- Directive
Drop all images and give the records again exactly.

- Extracted entries
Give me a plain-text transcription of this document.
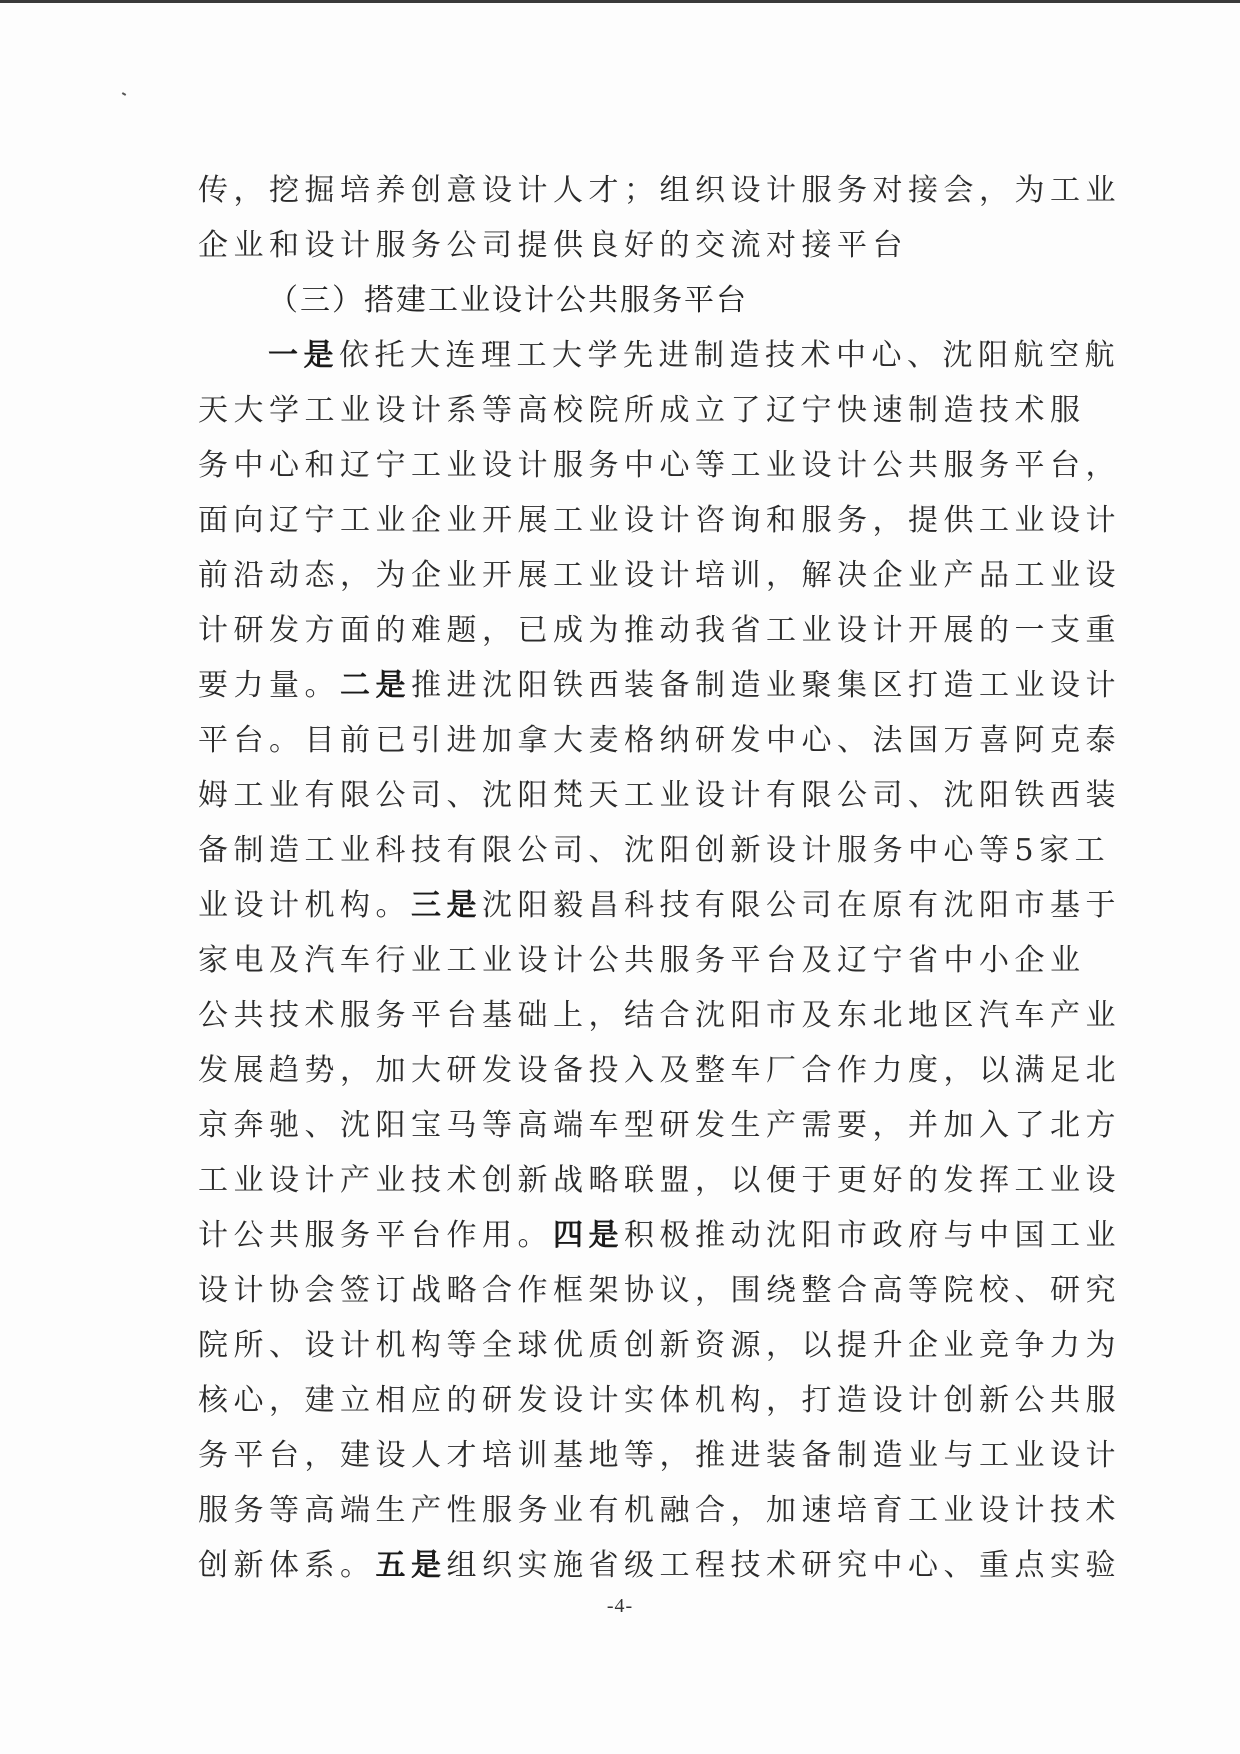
传，挖掘培养创意设计人才；组织设计服务对接会，为工业
企业和设计服务公司提供良好的交流对接平台
（三）搭建工业设计公共服务平台
一是依托大连理工大学先进制造技术中心、沈阳航空航
天大学工业设计系等高校院所成立了辽宁快速制造技术服
务中心和辽宁工业设计服务中心等工业设计公共服务平台，
面向辽宁工业企业开展工业设计咨询和服务，提供工业设计
前沿动态，为企业开展工业设计培训，解决企业产品工业设
计研发方面的难题，已成为推动我省工业设计开展的一支重
要力量。二是推进沈阳铁西装备制造业聚集区打造工业设计
平台。目前已引进加拿大麦格纳研发中心、法国万喜阿克泰
姆工业有限公司、沈阳梵天工业设计有限公司、沈阳铁西装
备制造工业科技有限公司、沈阳创新设计服务中心等5家工
业设计机构。三是沈阳毅昌科技有限公司在原有沈阳市基于
家电及汽车行业工业设计公共服务平台及辽宁省中小企业
公共技术服务平台基础上，结合沈阳市及东北地区汽车产业
发展趋势，加大研发设备投入及整车厂合作力度，以满足北
京奔驰、沈阳宝马等高端车型研发生产需要，并加入了北方
工业设计产业技术创新战略联盟，以便于更好的发挥工业设
计公共服务平台作用。四是积极推动沈阳市政府与中国工业
设计协会签订战略合作框架协议，围绕整合高等院校、研究
院所、设计机构等全球优质创新资源，以提升企业竞争力为
核心，建立相应的研发设计实体机构，打造设计创新公共服
务平台，建设人才培训基地等，推进装备制造业与工业设计
服务等高端生产性服务业有机融合，加速培育工业设计技术
创新体系。五是组织实施省级工程技术研究中心、重点实验
-4-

- Task result
Give me a plain-text transcription of this document.
传，挖掘培养创意设计人才；组织设计服务对接会，为工业
企业和设计服务公司提供良好的交流对接平台
（三）搭建工业设计公共服务平台
一是依托大连理工大学先进制造技术中心、沈阳航空航
天大学工业设计系等高校院所成立了辽宁快速制造技术服
务中心和辽宁工业设计服务中心等工业设计公共服务平台，
面向辽宁工业企业开展工业设计咨询和服务，提供工业设计
前沿动态，为企业开展工业设计培训，解决企业产品工业设
计研发方面的难题，已成为推动我省工业设计开展的一支重
要力量。二是推进沈阳铁西装备制造业聚集区打造工业设计
平台。目前已引进加拿大麦格纳研发中心、法国万喜阿克泰
姆工业有限公司、沈阳梵天工业设计有限公司、沈阳铁西装
备制造工业科技有限公司、沈阳创新设计服务中心等5家工
业设计机构。三是沈阳毅昌科技有限公司在原有沈阳市基于
家电及汽车行业工业设计公共服务平台及辽宁省中小企业
公共技术服务平台基础上，结合沈阳市及东北地区汽车产业
发展趋势，加大研发设备投入及整车厂合作力度，以满足北
京奔驰、沈阳宝马等高端车型研发生产需要，并加入了北方
工业设计产业技术创新战略联盟，以便于更好的发挥工业设
计公共服务平台作用。四是积极推动沈阳市政府与中国工业
设计协会签订战略合作框架协议，围绕整合高等院校、研究
院所、设计机构等全球优质创新资源，以提升企业竞争力为
核心，建立相应的研发设计实体机构，打造设计创新公共服
务平台，建设人才培训基地等，推进装备制造业与工业设计
服务等高端生产性服务业有机融合，加速培育工业设计技术
创新体系。五是组织实施省级工程技术研究中心、重点实验
-4-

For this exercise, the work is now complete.